[Start]

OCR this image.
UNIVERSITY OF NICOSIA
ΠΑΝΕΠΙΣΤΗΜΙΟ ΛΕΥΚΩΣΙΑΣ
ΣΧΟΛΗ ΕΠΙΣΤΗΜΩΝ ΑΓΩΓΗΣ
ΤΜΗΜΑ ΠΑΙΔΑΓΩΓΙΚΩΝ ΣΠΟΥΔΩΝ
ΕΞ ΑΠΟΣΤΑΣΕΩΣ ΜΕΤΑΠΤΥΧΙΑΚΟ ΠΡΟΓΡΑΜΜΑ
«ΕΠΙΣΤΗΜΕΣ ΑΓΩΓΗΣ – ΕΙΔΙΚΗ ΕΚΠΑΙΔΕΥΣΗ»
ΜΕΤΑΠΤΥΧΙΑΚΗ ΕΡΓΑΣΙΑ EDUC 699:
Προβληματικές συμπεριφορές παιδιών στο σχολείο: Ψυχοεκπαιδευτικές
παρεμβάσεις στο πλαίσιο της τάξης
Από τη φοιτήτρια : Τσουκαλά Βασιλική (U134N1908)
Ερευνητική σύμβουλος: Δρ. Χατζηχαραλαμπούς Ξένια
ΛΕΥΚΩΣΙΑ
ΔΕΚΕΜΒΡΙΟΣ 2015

[End]

Task directions:
Copy out each line above, character for character.

Worked solution:
OCR this image.
UNIVERSITY OF NICOSIA
ΠΑΝΕΠΙΣΤΗΜΙΟ ΛΕΥΚΩΣΙΑΣ
ΣΧΟΛΗ ΕΠΙΣΤΗΜΩΝ ΑΓΩΓΗΣ
ΤΜΗΜΑ ΠΑΙΔΑΓΩΓΙΚΩΝ ΣΠΟΥΔΩΝ
ΕΞ ΑΠΟΣΤΑΣΕΩΣ ΜΕΤΑΠΤΥΧΙΑΚΟ ΠΡΟΓΡΑΜΜΑ
«ΕΠΙΣΤΗΜΕΣ ΑΓΩΓΗΣ – ΕΙΔΙΚΗ ΕΚΠΑΙΔΕΥΣΗ»
ΜΕΤΑΠΤΥΧΙΑΚΗ ΕΡΓΑΣΙΑ EDUC 699:
Προβληματικές συμπεριφορές παιδιών στο σχολείο: Ψυχοεκπαιδευτικές
παρεμβάσεις στο πλαίσιο της τάξης
Από τη φοιτήτρια : Τσουκαλά Βασιλική (U134N1908)
Ερευνητική σύμβουλος: Δρ. Χατζηχαραλαμπούς Ξένια
ΛΕΥΚΩΣΙΑ
ΔΕΚΕΜΒΡΙΟΣ 2015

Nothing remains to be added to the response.